[Begin SUPPLIED INFORMATION]

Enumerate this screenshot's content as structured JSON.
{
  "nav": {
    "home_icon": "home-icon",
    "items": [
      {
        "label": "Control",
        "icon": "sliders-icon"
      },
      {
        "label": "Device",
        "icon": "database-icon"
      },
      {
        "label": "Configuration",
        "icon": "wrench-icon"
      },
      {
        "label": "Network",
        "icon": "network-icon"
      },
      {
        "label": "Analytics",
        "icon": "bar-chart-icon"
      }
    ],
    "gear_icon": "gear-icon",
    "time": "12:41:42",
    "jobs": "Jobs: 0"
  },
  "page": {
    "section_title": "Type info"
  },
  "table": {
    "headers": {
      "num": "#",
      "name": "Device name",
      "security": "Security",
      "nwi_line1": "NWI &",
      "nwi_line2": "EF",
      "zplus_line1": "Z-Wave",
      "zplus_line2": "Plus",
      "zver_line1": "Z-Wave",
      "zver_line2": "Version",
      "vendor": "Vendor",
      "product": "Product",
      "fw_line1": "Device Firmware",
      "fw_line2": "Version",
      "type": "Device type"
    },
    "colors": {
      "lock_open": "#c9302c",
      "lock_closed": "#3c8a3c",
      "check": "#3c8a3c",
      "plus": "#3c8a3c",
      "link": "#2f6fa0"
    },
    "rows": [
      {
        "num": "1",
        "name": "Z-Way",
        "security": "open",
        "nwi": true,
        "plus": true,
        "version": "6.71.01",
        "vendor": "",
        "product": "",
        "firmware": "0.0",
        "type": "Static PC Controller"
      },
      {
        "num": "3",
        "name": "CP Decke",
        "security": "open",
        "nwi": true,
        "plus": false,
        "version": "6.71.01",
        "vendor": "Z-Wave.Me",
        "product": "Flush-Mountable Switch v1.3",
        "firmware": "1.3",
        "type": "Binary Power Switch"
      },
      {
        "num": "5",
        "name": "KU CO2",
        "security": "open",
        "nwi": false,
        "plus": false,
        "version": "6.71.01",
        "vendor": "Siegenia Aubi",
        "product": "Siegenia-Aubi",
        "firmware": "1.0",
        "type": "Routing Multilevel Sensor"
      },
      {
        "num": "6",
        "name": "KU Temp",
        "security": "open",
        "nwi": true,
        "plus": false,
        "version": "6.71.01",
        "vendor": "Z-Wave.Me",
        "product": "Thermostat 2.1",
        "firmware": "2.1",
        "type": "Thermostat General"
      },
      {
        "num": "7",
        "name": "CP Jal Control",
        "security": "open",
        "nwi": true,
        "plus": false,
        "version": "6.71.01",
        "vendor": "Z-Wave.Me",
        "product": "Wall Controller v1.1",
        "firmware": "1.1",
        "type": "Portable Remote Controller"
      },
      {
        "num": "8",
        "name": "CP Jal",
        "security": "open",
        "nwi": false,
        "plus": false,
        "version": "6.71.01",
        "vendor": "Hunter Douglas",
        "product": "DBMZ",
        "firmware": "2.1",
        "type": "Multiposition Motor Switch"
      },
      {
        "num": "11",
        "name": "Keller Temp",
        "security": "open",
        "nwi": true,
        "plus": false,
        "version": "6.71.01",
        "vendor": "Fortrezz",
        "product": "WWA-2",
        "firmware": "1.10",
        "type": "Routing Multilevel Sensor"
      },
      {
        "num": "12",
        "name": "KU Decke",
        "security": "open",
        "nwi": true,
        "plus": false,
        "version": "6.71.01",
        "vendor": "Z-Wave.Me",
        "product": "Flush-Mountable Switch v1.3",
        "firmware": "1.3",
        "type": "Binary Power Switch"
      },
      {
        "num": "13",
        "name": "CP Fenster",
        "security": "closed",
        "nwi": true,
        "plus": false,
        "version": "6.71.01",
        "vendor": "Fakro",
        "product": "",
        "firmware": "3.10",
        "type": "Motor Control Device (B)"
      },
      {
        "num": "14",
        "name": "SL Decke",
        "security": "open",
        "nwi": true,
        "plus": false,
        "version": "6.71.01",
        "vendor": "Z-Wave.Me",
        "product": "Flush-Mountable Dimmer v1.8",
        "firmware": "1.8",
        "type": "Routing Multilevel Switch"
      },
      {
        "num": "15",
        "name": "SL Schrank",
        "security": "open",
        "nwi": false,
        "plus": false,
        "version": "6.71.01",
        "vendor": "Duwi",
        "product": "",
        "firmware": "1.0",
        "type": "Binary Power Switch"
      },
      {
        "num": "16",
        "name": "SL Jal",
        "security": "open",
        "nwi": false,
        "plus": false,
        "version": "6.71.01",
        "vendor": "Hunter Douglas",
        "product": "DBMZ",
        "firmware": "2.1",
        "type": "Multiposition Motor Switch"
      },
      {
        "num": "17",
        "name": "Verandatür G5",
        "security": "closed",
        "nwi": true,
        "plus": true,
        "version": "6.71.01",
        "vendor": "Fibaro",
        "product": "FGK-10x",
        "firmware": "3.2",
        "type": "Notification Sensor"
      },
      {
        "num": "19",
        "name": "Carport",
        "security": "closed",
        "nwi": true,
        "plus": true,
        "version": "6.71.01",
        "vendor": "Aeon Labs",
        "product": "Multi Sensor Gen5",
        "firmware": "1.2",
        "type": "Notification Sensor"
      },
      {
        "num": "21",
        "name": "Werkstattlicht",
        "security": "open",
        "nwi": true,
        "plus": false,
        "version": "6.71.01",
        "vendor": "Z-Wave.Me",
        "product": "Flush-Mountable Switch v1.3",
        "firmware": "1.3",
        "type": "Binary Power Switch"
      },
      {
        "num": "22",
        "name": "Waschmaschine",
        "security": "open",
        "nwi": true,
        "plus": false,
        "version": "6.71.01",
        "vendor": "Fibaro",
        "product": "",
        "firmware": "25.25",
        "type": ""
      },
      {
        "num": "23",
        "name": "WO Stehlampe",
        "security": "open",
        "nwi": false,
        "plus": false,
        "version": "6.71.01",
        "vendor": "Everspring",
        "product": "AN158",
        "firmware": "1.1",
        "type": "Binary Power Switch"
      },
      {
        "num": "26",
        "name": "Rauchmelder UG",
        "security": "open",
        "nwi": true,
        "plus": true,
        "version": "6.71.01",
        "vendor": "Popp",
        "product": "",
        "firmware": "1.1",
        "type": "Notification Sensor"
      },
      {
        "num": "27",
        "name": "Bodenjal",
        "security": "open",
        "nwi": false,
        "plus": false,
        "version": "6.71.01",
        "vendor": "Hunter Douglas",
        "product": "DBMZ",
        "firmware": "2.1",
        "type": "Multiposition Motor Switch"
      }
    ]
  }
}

[End SUPPLIED INFORMATION]

» DIRECTION
Pick out the lines that contain "Decke" and copy them.

» ANSWER
        "name": "CP Decke",
        "name": "KU Decke",
        "name": "SL Decke",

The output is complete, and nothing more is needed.